## WHAT YOU WILL DO
Retype the listing that follows, word for word.

┌─ TASK DATA

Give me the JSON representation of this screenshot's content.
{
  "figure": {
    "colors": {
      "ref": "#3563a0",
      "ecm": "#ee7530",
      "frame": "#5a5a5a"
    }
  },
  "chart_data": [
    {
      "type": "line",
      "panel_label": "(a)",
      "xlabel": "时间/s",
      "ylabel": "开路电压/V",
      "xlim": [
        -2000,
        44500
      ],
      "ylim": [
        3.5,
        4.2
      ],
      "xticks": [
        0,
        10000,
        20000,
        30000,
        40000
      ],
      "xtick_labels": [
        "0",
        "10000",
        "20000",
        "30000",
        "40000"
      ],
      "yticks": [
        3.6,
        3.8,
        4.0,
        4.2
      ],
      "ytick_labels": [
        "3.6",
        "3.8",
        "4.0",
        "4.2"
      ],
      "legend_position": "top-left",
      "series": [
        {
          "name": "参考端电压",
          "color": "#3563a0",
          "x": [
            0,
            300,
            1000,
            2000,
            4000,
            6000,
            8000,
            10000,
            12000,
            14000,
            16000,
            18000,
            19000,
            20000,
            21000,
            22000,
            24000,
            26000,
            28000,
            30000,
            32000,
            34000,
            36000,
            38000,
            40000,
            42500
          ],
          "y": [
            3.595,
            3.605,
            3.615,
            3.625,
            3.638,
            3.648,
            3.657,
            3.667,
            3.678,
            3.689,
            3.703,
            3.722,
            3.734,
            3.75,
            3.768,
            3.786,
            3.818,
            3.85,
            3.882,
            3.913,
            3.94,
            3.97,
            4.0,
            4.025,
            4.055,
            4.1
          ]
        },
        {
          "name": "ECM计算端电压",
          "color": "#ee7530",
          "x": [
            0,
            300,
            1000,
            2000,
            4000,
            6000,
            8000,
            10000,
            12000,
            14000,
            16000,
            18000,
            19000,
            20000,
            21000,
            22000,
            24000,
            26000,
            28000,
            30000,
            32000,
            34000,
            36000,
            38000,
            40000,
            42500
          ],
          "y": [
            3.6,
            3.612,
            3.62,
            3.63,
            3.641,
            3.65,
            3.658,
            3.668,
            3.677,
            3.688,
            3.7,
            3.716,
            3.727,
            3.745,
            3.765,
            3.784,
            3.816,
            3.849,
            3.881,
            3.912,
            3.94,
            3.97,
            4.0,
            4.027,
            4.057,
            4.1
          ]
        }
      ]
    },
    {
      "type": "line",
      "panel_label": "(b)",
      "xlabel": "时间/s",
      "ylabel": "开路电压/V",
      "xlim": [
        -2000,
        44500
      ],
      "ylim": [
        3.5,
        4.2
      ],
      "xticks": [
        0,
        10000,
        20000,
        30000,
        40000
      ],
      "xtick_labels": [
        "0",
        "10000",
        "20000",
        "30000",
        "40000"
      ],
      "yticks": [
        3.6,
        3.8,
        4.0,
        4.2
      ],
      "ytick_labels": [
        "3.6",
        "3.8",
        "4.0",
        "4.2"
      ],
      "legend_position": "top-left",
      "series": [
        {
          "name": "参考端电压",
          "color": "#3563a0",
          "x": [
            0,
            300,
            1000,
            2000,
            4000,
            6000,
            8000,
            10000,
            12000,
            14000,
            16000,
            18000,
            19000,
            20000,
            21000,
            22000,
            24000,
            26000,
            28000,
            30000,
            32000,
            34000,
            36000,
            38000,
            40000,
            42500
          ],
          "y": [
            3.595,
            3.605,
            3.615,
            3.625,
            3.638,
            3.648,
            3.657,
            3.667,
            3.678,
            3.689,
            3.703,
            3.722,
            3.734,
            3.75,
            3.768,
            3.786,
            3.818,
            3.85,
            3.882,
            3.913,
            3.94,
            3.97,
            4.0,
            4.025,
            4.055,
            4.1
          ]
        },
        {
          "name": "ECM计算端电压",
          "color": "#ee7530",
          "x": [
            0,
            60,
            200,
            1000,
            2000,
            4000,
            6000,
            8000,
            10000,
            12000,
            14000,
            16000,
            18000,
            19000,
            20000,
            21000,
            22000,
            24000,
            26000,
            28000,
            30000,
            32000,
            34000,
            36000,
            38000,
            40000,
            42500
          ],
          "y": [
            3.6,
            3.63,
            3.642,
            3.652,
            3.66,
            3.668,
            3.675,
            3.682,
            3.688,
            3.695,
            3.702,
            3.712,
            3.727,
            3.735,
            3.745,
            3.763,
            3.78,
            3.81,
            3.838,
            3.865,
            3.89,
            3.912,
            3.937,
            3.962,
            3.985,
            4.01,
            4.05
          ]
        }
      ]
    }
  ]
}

└─

## TASK OUTPUT
Give me the JSON representation of this screenshot's content.
{
  "figure": {
    "colors": {
      "ref": "#3563a0",
      "ecm": "#ee7530",
      "frame": "#5a5a5a"
    }
  },
  "chart_data": [
    {
      "type": "line",
      "panel_label": "(a)",
      "xlabel": "时间/s",
      "ylabel": "开路电压/V",
      "xlim": [
        -2000,
        44500
      ],
      "ylim": [
        3.5,
        4.2
      ],
      "xticks": [
        0,
        10000,
        20000,
        30000,
        40000
      ],
      "xtick_labels": [
        "0",
        "10000",
        "20000",
        "30000",
        "40000"
      ],
      "yticks": [
        3.6,
        3.8,
        4.0,
        4.2
      ],
      "ytick_labels": [
        "3.6",
        "3.8",
        "4.0",
        "4.2"
      ],
      "legend_position": "top-left",
      "series": [
        {
          "name": "参考端电压",
          "color": "#3563a0",
          "x": [
            0,
            300,
            1000,
            2000,
            4000,
            6000,
            8000,
            10000,
            12000,
            14000,
            16000,
            18000,
            19000,
            20000,
            21000,
            22000,
            24000,
            26000,
            28000,
            30000,
            32000,
            34000,
            36000,
            38000,
            40000,
            42500
          ],
          "y": [
            3.595,
            3.605,
            3.615,
            3.625,
            3.638,
            3.648,
            3.657,
            3.667,
            3.678,
            3.689,
            3.703,
            3.722,
            3.734,
            3.75,
            3.768,
            3.786,
            3.818,
            3.85,
            3.882,
            3.913,
            3.94,
            3.97,
            4.0,
            4.025,
            4.055,
            4.1
          ]
        },
        {
          "name": "ECM计算端电压",
          "color": "#ee7530",
          "x": [
            0,
            300,
            1000,
            2000,
            4000,
            6000,
            8000,
            10000,
            12000,
            14000,
            16000,
            18000,
            19000,
            20000,
            21000,
            22000,
            24000,
            26000,
            28000,
            30000,
            32000,
            34000,
            36000,
            38000,
            40000,
            42500
          ],
          "y": [
            3.6,
            3.612,
            3.62,
            3.63,
            3.641,
            3.65,
            3.658,
            3.668,
            3.677,
            3.688,
            3.7,
            3.716,
            3.727,
            3.745,
            3.765,
            3.784,
            3.816,
            3.849,
            3.881,
            3.912,
            3.94,
            3.97,
            4.0,
            4.027,
            4.057,
            4.1
          ]
        }
      ]
    },
    {
      "type": "line",
      "panel_label": "(b)",
      "xlabel": "时间/s",
      "ylabel": "开路电压/V",
      "xlim": [
        -2000,
        44500
      ],
      "ylim": [
        3.5,
        4.2
      ],
      "xticks": [
        0,
        10000,
        20000,
        30000,
        40000
      ],
      "xtick_labels": [
        "0",
        "10000",
        "20000",
        "30000",
        "40000"
      ],
      "yticks": [
        3.6,
        3.8,
        4.0,
        4.2
      ],
      "ytick_labels": [
        "3.6",
        "3.8",
        "4.0",
        "4.2"
      ],
      "legend_position": "top-left",
      "series": [
        {
          "name": "参考端电压",
          "color": "#3563a0",
          "x": [
            0,
            300,
            1000,
            2000,
            4000,
            6000,
            8000,
            10000,
            12000,
            14000,
            16000,
            18000,
            19000,
            20000,
            21000,
            22000,
            24000,
            26000,
            28000,
            30000,
            32000,
            34000,
            36000,
            38000,
            40000,
            42500
          ],
          "y": [
            3.595,
            3.605,
            3.615,
            3.625,
            3.638,
            3.648,
            3.657,
            3.667,
            3.678,
            3.689,
            3.703,
            3.722,
            3.734,
            3.75,
            3.768,
            3.786,
            3.818,
            3.85,
            3.882,
            3.913,
            3.94,
            3.97,
            4.0,
            4.025,
            4.055,
            4.1
          ]
        },
        {
          "name": "ECM计算端电压",
          "color": "#ee7530",
          "x": [
            0,
            60,
            200,
            1000,
            2000,
            4000,
            6000,
            8000,
            10000,
            12000,
            14000,
            16000,
            18000,
            19000,
            20000,
            21000,
            22000,
            24000,
            26000,
            28000,
            30000,
            32000,
            34000,
            36000,
            38000,
            40000,
            42500
          ],
          "y": [
            3.6,
            3.63,
            3.642,
            3.652,
            3.66,
            3.668,
            3.675,
            3.682,
            3.688,
            3.695,
            3.702,
            3.712,
            3.727,
            3.735,
            3.745,
            3.763,
            3.78,
            3.81,
            3.838,
            3.865,
            3.89,
            3.912,
            3.937,
            3.962,
            3.985,
            4.01,
            4.05
          ]
        }
      ]
    }
  ]
}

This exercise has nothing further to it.